◆ **Dataset content**:
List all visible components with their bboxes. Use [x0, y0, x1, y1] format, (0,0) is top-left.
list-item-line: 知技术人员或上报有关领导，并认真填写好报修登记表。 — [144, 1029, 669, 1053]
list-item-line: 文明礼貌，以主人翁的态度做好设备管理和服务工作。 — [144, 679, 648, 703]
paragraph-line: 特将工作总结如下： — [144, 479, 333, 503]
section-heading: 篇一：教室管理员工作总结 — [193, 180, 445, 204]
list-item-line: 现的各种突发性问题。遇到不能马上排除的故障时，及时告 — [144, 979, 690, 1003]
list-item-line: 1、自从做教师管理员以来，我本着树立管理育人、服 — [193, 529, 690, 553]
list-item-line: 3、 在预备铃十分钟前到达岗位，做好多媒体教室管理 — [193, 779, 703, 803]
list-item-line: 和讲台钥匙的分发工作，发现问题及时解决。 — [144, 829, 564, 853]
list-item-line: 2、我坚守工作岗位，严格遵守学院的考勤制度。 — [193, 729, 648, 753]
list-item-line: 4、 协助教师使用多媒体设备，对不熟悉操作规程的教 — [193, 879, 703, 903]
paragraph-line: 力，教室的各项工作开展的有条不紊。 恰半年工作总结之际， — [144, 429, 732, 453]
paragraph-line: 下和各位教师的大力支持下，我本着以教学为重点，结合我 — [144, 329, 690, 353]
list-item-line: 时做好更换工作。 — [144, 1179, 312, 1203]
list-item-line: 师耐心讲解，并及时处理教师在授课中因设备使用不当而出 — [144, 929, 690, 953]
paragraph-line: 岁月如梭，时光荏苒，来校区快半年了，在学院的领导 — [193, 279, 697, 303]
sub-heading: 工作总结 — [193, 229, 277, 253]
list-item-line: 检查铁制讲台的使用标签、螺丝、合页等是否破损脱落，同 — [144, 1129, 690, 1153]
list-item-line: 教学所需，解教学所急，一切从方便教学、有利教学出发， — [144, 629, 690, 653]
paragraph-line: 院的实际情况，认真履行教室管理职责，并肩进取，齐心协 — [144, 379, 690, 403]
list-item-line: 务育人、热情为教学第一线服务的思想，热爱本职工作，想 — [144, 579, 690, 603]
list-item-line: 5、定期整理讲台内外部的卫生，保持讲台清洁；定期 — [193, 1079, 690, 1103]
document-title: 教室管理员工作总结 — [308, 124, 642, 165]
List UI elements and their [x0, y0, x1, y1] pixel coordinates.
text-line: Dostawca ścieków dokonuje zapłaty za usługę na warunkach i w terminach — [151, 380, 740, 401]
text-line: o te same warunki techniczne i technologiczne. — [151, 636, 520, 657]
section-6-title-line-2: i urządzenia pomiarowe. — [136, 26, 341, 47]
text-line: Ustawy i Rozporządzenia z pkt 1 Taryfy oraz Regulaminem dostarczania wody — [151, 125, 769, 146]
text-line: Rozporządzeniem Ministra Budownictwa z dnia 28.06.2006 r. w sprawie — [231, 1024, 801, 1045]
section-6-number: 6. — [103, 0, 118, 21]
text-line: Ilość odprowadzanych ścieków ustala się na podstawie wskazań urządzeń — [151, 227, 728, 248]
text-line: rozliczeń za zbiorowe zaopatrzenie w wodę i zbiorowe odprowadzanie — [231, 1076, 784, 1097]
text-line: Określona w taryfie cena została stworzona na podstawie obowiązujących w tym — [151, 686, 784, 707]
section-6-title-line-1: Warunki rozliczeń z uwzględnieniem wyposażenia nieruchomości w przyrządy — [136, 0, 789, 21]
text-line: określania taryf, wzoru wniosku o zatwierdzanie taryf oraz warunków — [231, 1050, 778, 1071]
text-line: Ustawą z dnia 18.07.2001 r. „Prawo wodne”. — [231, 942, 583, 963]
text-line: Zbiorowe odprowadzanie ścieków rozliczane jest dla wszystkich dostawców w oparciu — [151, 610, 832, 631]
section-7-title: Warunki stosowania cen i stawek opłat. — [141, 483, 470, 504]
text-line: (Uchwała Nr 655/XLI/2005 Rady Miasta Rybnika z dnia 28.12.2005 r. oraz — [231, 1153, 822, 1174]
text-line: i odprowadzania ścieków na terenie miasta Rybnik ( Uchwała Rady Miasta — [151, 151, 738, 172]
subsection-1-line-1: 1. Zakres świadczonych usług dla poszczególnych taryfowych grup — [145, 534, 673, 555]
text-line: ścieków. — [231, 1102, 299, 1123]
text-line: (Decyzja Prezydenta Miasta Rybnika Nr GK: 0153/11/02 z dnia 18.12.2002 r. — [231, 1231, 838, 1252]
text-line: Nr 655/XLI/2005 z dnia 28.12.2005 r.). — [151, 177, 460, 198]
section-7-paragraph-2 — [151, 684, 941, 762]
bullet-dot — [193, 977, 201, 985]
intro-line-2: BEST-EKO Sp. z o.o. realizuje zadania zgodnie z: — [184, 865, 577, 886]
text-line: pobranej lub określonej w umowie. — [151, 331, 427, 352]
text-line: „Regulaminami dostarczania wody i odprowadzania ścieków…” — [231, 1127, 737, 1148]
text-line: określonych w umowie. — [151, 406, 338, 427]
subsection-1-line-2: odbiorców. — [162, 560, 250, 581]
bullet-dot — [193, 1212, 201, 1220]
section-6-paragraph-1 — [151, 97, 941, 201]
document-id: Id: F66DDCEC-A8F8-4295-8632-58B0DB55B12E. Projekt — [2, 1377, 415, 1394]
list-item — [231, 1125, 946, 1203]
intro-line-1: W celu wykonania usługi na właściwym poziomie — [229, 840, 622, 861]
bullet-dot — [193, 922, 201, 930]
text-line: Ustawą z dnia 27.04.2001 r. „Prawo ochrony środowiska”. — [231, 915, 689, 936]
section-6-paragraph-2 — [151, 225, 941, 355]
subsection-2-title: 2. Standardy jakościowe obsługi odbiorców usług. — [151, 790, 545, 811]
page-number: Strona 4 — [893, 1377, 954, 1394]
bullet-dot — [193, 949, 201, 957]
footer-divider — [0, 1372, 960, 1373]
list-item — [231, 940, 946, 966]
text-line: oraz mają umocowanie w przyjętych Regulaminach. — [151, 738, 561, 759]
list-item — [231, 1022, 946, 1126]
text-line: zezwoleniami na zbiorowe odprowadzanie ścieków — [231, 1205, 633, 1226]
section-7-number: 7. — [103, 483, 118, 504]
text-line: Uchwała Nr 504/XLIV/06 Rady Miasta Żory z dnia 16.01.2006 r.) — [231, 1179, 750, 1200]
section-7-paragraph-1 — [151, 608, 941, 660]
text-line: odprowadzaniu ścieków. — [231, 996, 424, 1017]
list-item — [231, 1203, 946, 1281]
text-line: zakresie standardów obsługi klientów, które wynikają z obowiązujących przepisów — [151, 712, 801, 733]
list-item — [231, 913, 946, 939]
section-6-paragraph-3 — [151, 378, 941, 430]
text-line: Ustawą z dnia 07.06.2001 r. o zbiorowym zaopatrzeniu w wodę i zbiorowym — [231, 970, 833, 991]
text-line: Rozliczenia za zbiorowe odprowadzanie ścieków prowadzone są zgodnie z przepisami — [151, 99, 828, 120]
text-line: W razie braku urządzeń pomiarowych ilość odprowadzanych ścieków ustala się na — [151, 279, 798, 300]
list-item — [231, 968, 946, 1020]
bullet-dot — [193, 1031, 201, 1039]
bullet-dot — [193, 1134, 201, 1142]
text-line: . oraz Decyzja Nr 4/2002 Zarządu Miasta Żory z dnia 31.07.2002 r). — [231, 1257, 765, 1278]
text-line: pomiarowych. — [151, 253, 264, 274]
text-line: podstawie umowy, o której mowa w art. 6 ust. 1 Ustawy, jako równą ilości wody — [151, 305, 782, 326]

◆ **Aim of the task**: Transcribe word for word everything from the very start of the entries down to the line containing "list-item-line: 务育人、热情为教学第一线服务的思想，热爱本职工作，想 —", including that line.

◆ **Task response**:
List all visible components with their bboxes. Use [x0, y0, x1, y1] format, (0,0) is top-left.
list-item-line: 知技术人员或上报有关领导，并认真填写好报修登记表。 — [144, 1029, 669, 1053]
list-item-line: 文明礼貌，以主人翁的态度做好设备管理和服务工作。 — [144, 679, 648, 703]
paragraph-line: 特将工作总结如下： — [144, 479, 333, 503]
section-heading: 篇一：教室管理员工作总结 — [193, 180, 445, 204]
list-item-line: 现的各种突发性问题。遇到不能马上排除的故障时，及时告 — [144, 979, 690, 1003]
list-item-line: 1、自从做教师管理员以来，我本着树立管理育人、服 — [193, 529, 690, 553]
list-item-line: 3、 在预备铃十分钟前到达岗位，做好多媒体教室管理 — [193, 779, 703, 803]
list-item-line: 和讲台钥匙的分发工作，发现问题及时解决。 — [144, 829, 564, 853]
list-item-line: 2、我坚守工作岗位，严格遵守学院的考勤制度。 — [193, 729, 648, 753]
list-item-line: 4、 协助教师使用多媒体设备，对不熟悉操作规程的教 — [193, 879, 703, 903]
paragraph-line: 力，教室的各项工作开展的有条不紊。 恰半年工作总结之际， — [144, 429, 732, 453]
paragraph-line: 下和各位教师的大力支持下，我本着以教学为重点，结合我 — [144, 329, 690, 353]
list-item-line: 时做好更换工作。 — [144, 1179, 312, 1203]
list-item-line: 师耐心讲解，并及时处理教师在授课中因设备使用不当而出 — [144, 929, 690, 953]
paragraph-line: 岁月如梭，时光荏苒，来校区快半年了，在学院的领导 — [193, 279, 697, 303]
sub-heading: 工作总结 — [193, 229, 277, 253]
list-item-line: 检查铁制讲台的使用标签、螺丝、合页等是否破损脱落，同 — [144, 1129, 690, 1153]
list-item-line: 教学所需，解教学所急，一切从方便教学、有利教学出发， — [144, 629, 690, 653]
paragraph-line: 院的实际情况，认真履行教室管理职责，并肩进取，齐心协 — [144, 379, 690, 403]
list-item-line: 务育人、热情为教学第一线服务的思想，热爱本职工作，想 — [144, 579, 690, 603]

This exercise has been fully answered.